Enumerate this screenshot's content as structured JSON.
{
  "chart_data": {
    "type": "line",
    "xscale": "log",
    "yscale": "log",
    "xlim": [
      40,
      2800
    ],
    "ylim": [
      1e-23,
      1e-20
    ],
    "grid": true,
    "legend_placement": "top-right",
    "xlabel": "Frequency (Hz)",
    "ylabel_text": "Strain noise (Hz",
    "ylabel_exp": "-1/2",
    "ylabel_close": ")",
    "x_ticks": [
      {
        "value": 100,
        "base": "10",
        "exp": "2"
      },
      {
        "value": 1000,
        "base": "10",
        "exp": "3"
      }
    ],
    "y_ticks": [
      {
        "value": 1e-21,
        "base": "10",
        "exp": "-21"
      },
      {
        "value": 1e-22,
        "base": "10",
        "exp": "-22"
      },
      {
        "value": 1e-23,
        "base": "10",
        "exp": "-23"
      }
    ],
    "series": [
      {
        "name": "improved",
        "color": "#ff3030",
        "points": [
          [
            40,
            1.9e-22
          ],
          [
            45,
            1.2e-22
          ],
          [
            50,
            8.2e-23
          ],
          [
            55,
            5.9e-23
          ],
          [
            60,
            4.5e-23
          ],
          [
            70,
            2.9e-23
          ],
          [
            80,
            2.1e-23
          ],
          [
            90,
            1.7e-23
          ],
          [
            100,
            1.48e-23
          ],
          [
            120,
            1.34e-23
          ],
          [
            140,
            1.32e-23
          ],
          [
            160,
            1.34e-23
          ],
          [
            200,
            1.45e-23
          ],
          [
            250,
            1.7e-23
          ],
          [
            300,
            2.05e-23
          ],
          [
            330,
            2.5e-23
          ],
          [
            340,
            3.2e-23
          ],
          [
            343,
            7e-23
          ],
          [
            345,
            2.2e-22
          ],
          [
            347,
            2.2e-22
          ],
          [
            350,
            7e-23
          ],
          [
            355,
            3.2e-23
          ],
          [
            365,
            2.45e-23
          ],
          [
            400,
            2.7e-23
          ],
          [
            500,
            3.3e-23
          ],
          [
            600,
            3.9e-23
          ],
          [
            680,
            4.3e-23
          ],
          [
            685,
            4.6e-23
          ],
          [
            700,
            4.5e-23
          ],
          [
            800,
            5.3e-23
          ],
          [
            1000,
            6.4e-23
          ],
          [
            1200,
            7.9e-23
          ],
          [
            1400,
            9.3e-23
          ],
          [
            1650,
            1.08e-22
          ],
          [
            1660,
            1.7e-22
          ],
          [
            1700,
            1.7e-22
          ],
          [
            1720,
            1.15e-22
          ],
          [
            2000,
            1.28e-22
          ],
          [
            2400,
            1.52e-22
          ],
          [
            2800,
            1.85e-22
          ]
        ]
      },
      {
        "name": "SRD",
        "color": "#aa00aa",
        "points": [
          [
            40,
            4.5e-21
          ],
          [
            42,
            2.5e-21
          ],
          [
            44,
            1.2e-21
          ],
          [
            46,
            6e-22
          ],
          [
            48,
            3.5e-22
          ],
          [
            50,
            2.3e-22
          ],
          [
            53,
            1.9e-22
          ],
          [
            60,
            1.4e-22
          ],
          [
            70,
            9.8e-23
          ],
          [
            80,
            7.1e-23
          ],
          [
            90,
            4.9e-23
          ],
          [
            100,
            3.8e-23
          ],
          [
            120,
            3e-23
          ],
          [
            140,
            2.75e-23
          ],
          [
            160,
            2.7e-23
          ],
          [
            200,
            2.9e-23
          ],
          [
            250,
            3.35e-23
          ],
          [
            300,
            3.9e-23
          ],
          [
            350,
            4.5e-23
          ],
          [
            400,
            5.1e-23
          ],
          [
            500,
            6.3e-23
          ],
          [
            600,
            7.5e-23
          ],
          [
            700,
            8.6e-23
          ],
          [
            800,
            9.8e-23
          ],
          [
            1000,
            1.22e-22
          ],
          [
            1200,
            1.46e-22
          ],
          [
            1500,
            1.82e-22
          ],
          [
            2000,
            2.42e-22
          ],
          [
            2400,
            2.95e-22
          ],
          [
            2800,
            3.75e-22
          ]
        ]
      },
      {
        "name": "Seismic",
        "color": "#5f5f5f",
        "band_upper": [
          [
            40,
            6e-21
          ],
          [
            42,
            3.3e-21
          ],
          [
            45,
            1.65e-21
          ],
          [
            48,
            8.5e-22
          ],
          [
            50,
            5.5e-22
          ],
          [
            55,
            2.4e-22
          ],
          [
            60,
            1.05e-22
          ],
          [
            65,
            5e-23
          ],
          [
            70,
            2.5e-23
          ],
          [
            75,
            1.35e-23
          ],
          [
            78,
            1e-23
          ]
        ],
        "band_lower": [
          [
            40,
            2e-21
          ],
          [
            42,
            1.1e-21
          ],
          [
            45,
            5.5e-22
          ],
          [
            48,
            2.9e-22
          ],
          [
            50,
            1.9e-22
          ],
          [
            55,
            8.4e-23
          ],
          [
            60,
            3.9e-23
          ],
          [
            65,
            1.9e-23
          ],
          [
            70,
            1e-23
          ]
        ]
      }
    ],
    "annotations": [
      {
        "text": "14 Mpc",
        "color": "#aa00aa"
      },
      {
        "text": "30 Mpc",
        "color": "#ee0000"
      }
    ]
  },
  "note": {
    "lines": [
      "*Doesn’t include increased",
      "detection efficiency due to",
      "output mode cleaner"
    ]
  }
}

================================

What needs to be done: Repeat every record, keeping each word and mark exactly as it is.

Response to the task:
Enumerate this screenshot's content as structured JSON.
{
  "chart_data": {
    "type": "line",
    "xscale": "log",
    "yscale": "log",
    "xlim": [
      40,
      2800
    ],
    "ylim": [
      1e-23,
      1e-20
    ],
    "grid": true,
    "legend_placement": "top-right",
    "xlabel": "Frequency (Hz)",
    "ylabel_text": "Strain noise (Hz",
    "ylabel_exp": "-1/2",
    "ylabel_close": ")",
    "x_ticks": [
      {
        "value": 100,
        "base": "10",
        "exp": "2"
      },
      {
        "value": 1000,
        "base": "10",
        "exp": "3"
      }
    ],
    "y_ticks": [
      {
        "value": 1e-21,
        "base": "10",
        "exp": "-21"
      },
      {
        "value": 1e-22,
        "base": "10",
        "exp": "-22"
      },
      {
        "value": 1e-23,
        "base": "10",
        "exp": "-23"
      }
    ],
    "series": [
      {
        "name": "improved",
        "color": "#ff3030",
        "points": [
          [
            40,
            1.9e-22
          ],
          [
            45,
            1.2e-22
          ],
          [
            50,
            8.2e-23
          ],
          [
            55,
            5.9e-23
          ],
          [
            60,
            4.5e-23
          ],
          [
            70,
            2.9e-23
          ],
          [
            80,
            2.1e-23
          ],
          [
            90,
            1.7e-23
          ],
          [
            100,
            1.48e-23
          ],
          [
            120,
            1.34e-23
          ],
          [
            140,
            1.32e-23
          ],
          [
            160,
            1.34e-23
          ],
          [
            200,
            1.45e-23
          ],
          [
            250,
            1.7e-23
          ],
          [
            300,
            2.05e-23
          ],
          [
            330,
            2.5e-23
          ],
          [
            340,
            3.2e-23
          ],
          [
            343,
            7e-23
          ],
          [
            345,
            2.2e-22
          ],
          [
            347,
            2.2e-22
          ],
          [
            350,
            7e-23
          ],
          [
            355,
            3.2e-23
          ],
          [
            365,
            2.45e-23
          ],
          [
            400,
            2.7e-23
          ],
          [
            500,
            3.3e-23
          ],
          [
            600,
            3.9e-23
          ],
          [
            680,
            4.3e-23
          ],
          [
            685,
            4.6e-23
          ],
          [
            700,
            4.5e-23
          ],
          [
            800,
            5.3e-23
          ],
          [
            1000,
            6.4e-23
          ],
          [
            1200,
            7.9e-23
          ],
          [
            1400,
            9.3e-23
          ],
          [
            1650,
            1.08e-22
          ],
          [
            1660,
            1.7e-22
          ],
          [
            1700,
            1.7e-22
          ],
          [
            1720,
            1.15e-22
          ],
          [
            2000,
            1.28e-22
          ],
          [
            2400,
            1.52e-22
          ],
          [
            2800,
            1.85e-22
          ]
        ]
      },
      {
        "name": "SRD",
        "color": "#aa00aa",
        "points": [
          [
            40,
            4.5e-21
          ],
          [
            42,
            2.5e-21
          ],
          [
            44,
            1.2e-21
          ],
          [
            46,
            6e-22
          ],
          [
            48,
            3.5e-22
          ],
          [
            50,
            2.3e-22
          ],
          [
            53,
            1.9e-22
          ],
          [
            60,
            1.4e-22
          ],
          [
            70,
            9.8e-23
          ],
          [
            80,
            7.1e-23
          ],
          [
            90,
            4.9e-23
          ],
          [
            100,
            3.8e-23
          ],
          [
            120,
            3e-23
          ],
          [
            140,
            2.75e-23
          ],
          [
            160,
            2.7e-23
          ],
          [
            200,
            2.9e-23
          ],
          [
            250,
            3.35e-23
          ],
          [
            300,
            3.9e-23
          ],
          [
            350,
            4.5e-23
          ],
          [
            400,
            5.1e-23
          ],
          [
            500,
            6.3e-23
          ],
          [
            600,
            7.5e-23
          ],
          [
            700,
            8.6e-23
          ],
          [
            800,
            9.8e-23
          ],
          [
            1000,
            1.22e-22
          ],
          [
            1200,
            1.46e-22
          ],
          [
            1500,
            1.82e-22
          ],
          [
            2000,
            2.42e-22
          ],
          [
            2400,
            2.95e-22
          ],
          [
            2800,
            3.75e-22
          ]
        ]
      },
      {
        "name": "Seismic",
        "color": "#5f5f5f",
        "band_upper": [
          [
            40,
            6e-21
          ],
          [
            42,
            3.3e-21
          ],
          [
            45,
            1.65e-21
          ],
          [
            48,
            8.5e-22
          ],
          [
            50,
            5.5e-22
          ],
          [
            55,
            2.4e-22
          ],
          [
            60,
            1.05e-22
          ],
          [
            65,
            5e-23
          ],
          [
            70,
            2.5e-23
          ],
          [
            75,
            1.35e-23
          ],
          [
            78,
            1e-23
          ]
        ],
        "band_lower": [
          [
            40,
            2e-21
          ],
          [
            42,
            1.1e-21
          ],
          [
            45,
            5.5e-22
          ],
          [
            48,
            2.9e-22
          ],
          [
            50,
            1.9e-22
          ],
          [
            55,
            8.4e-23
          ],
          [
            60,
            3.9e-23
          ],
          [
            65,
            1.9e-23
          ],
          [
            70,
            1e-23
          ]
        ]
      }
    ],
    "annotations": [
      {
        "text": "14 Mpc",
        "color": "#aa00aa"
      },
      {
        "text": "30 Mpc",
        "color": "#ee0000"
      }
    ]
  },
  "note": {
    "lines": [
      "*Doesn’t include increased",
      "detection efficiency due to",
      "output mode cleaner"
    ]
  }
}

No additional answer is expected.